• CHALLENGE:
Please copy every line of the records below that holds the word "values".

(Records that describe figures)
○ ○ ○ ○ ○

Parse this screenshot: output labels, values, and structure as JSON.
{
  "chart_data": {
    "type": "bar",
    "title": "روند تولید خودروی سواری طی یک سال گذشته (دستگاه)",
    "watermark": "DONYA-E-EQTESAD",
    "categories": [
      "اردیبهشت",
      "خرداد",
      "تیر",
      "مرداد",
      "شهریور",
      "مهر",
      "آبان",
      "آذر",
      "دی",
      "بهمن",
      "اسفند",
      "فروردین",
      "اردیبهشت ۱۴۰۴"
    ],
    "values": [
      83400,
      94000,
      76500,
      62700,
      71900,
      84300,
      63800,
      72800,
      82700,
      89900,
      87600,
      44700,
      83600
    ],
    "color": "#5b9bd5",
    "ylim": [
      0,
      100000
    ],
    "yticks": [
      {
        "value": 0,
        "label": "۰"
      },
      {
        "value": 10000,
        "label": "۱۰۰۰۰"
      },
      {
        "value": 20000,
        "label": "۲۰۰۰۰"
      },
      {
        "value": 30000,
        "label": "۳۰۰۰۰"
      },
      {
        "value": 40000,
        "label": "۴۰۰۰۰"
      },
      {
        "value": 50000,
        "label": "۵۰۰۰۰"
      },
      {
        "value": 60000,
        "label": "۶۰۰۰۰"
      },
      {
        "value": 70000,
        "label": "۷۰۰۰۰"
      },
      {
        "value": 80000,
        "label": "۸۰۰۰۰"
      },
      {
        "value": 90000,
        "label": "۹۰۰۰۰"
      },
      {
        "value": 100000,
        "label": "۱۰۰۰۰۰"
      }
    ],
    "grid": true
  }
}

○ ○ ○ ○ ○

• THE ANSWER:
Parse this screenshot: output labels, values, and structure as JSON.
    "values": [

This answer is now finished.